◆ Written problem ◆
Search the data for the word "JSON" and copy every line where it occurs.

****************

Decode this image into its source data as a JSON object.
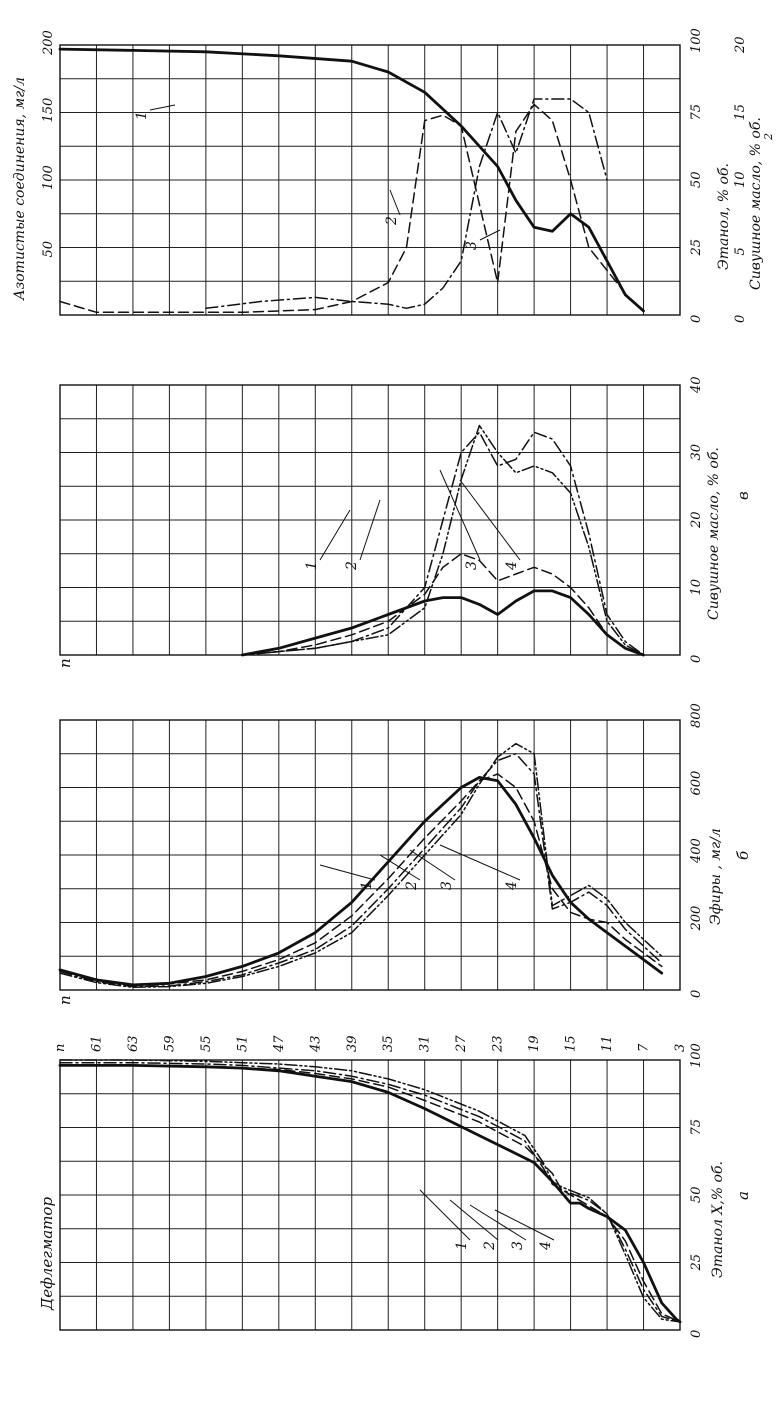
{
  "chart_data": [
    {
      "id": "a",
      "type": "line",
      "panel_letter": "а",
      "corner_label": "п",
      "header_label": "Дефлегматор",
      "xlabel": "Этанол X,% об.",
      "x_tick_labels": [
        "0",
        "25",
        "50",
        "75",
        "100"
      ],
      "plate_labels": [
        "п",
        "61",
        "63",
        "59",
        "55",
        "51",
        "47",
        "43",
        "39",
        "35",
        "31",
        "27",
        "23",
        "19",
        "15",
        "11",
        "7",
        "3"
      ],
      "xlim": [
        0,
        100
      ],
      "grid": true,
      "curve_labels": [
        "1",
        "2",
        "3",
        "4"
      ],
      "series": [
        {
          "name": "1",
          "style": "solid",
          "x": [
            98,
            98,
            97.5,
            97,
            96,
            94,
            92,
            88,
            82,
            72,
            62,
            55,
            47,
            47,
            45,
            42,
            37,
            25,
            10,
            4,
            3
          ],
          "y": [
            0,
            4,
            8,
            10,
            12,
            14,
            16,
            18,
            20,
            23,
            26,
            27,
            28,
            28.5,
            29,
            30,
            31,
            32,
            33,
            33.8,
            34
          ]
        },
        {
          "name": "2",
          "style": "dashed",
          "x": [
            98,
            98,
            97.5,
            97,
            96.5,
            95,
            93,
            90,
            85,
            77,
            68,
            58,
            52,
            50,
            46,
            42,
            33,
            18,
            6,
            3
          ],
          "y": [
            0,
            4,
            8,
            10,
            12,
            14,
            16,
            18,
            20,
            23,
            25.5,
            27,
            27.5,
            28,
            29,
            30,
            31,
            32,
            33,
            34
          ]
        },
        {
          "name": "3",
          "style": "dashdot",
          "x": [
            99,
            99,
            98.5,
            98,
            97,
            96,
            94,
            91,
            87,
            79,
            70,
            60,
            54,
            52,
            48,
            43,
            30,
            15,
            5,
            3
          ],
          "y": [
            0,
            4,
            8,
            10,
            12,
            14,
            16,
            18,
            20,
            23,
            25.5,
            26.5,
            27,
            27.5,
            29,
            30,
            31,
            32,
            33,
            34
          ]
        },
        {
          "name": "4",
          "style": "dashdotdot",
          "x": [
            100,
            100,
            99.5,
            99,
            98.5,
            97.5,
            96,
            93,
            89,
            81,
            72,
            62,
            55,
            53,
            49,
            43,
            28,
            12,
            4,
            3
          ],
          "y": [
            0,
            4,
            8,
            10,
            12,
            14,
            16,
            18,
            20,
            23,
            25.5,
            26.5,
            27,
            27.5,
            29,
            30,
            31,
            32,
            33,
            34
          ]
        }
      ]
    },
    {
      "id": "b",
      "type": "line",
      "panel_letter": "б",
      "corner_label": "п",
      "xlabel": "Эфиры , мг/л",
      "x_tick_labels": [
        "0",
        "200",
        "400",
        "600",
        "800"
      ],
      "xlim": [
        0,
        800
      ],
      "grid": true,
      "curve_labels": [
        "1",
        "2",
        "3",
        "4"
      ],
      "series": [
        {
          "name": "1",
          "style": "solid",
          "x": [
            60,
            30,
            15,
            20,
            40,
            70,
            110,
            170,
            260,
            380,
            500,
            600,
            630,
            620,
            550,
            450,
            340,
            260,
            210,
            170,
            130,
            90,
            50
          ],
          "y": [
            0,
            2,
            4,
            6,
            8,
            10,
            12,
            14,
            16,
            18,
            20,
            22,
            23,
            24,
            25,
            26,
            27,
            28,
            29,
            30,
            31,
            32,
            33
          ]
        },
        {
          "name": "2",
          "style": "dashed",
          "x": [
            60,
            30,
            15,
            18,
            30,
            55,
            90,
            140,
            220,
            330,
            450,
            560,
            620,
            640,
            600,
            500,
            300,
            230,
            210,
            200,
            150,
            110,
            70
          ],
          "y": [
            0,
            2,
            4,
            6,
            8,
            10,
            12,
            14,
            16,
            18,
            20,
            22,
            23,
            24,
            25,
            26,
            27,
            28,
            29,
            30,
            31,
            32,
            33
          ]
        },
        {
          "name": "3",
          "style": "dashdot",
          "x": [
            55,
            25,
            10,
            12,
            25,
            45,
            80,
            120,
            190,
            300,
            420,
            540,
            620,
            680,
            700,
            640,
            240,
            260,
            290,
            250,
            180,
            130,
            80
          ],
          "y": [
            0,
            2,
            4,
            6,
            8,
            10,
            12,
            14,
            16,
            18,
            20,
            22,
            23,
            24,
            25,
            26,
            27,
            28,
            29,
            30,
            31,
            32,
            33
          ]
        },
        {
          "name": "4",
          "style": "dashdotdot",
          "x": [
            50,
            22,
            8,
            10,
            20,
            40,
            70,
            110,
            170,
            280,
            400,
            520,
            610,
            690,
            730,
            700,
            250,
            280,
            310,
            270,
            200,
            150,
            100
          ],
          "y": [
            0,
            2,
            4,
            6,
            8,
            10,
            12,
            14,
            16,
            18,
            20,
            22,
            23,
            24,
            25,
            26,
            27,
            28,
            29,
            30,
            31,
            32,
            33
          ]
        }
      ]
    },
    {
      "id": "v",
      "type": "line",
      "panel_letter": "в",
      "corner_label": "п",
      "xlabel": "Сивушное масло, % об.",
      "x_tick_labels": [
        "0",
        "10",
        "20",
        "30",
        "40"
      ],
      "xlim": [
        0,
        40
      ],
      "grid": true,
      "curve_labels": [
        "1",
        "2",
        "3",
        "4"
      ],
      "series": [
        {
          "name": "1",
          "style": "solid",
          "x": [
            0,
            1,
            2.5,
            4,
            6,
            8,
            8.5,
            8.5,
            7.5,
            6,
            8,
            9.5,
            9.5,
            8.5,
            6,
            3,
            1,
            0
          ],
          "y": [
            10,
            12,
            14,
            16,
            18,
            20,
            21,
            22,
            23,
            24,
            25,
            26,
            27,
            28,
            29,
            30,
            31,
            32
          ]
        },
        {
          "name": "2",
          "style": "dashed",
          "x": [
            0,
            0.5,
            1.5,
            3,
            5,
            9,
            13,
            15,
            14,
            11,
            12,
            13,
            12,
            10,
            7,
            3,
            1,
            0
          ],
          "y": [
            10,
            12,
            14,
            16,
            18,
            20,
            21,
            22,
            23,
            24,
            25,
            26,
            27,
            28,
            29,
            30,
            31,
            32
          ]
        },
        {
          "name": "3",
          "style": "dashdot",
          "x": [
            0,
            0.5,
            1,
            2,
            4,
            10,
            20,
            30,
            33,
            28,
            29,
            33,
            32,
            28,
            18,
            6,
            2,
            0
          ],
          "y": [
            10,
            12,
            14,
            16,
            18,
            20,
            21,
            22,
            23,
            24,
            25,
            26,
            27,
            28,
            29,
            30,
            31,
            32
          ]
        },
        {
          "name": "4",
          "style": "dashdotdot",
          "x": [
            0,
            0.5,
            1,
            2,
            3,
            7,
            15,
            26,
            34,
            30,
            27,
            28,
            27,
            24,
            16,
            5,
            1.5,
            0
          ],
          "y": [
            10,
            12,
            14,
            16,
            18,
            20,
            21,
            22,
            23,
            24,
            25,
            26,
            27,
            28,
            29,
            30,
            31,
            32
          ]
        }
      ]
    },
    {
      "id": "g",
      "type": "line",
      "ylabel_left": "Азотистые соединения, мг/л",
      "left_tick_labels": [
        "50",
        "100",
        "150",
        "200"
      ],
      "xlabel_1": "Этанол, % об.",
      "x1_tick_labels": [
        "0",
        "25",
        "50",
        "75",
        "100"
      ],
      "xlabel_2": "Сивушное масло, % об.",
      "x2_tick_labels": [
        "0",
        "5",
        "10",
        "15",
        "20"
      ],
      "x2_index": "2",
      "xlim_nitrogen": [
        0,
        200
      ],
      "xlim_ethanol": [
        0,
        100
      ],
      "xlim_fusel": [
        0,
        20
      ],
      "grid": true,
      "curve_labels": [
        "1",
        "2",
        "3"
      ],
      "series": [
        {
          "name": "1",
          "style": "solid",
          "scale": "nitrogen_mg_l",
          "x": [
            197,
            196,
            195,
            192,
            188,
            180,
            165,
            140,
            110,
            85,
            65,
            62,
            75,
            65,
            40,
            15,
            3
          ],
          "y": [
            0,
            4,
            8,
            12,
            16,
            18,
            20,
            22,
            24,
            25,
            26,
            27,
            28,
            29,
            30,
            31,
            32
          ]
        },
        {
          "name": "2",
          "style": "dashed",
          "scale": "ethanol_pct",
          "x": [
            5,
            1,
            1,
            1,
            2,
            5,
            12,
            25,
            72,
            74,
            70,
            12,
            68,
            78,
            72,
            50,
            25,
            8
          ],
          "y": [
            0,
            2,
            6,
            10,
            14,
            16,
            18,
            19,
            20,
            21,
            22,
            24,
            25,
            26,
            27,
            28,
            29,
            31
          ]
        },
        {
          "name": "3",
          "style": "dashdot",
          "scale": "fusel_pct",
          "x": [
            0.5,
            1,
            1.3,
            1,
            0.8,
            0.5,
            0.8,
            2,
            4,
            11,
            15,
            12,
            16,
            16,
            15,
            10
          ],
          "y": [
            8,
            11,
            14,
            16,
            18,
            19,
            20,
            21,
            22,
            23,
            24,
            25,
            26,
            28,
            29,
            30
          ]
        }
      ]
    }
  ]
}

****************

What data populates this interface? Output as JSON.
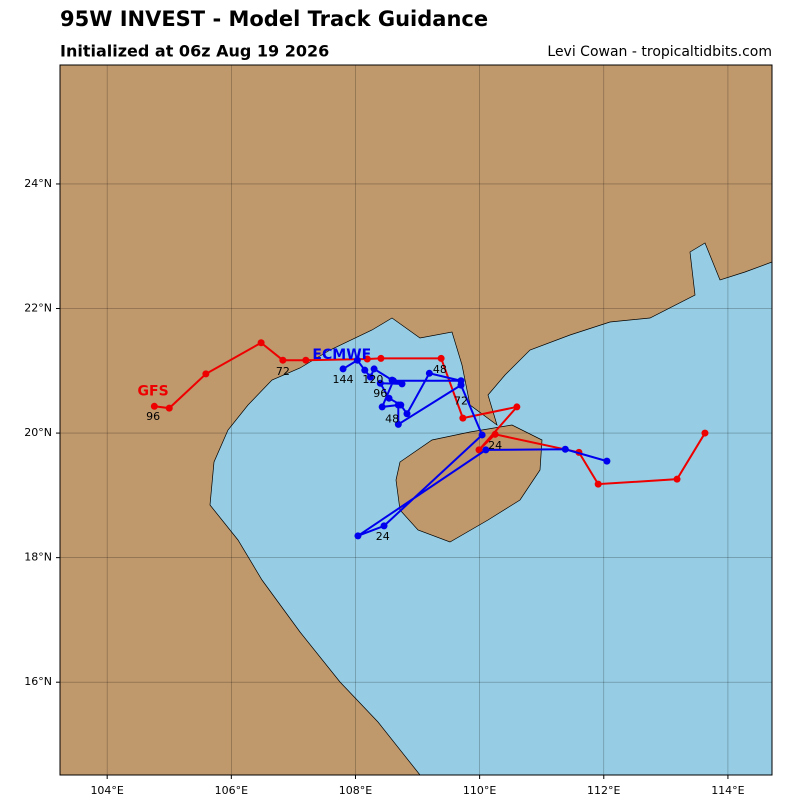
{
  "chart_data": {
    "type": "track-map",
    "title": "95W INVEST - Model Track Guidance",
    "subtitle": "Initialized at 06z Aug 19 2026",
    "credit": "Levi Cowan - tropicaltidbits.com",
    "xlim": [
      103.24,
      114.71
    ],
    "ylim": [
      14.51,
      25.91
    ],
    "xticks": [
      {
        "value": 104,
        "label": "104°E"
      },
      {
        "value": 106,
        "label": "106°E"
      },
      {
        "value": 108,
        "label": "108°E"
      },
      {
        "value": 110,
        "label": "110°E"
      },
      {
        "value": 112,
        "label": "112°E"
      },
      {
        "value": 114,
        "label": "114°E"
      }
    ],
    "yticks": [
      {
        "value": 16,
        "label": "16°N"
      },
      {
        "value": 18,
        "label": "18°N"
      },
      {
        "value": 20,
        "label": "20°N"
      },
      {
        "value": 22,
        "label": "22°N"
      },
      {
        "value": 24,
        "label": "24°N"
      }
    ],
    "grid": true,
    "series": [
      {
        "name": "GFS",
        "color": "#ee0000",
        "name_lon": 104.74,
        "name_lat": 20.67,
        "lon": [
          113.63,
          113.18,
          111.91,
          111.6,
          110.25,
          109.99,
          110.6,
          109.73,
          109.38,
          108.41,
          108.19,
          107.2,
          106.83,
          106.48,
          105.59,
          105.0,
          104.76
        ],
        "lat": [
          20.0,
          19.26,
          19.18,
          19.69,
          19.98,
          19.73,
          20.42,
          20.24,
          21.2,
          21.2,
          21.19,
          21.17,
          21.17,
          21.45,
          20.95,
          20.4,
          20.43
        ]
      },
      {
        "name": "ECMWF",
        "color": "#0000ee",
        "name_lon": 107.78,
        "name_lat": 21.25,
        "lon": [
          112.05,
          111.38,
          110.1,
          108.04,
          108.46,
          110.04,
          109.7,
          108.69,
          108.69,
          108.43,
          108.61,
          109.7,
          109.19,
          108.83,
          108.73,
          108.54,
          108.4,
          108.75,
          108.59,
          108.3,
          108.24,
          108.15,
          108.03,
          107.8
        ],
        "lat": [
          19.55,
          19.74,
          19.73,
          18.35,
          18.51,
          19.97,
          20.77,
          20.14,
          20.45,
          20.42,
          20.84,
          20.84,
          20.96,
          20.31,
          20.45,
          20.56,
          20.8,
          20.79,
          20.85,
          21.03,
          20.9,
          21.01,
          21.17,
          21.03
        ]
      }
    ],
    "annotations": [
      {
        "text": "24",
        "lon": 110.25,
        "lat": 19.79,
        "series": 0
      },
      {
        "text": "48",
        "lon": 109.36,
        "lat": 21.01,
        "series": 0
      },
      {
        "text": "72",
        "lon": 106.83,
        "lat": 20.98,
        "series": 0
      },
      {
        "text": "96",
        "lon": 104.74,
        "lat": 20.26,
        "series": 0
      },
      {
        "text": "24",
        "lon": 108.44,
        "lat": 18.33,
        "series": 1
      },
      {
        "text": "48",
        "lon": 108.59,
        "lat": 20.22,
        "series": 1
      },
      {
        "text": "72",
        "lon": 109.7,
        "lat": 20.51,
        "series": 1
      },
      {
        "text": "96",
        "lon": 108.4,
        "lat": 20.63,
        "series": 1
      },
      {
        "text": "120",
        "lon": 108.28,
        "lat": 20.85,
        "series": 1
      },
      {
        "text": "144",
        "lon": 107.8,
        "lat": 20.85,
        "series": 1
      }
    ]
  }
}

****************

◆ Correct response ◆
Decode this image into its source data as a JSON object.
What data populates this interface? Output as JSON.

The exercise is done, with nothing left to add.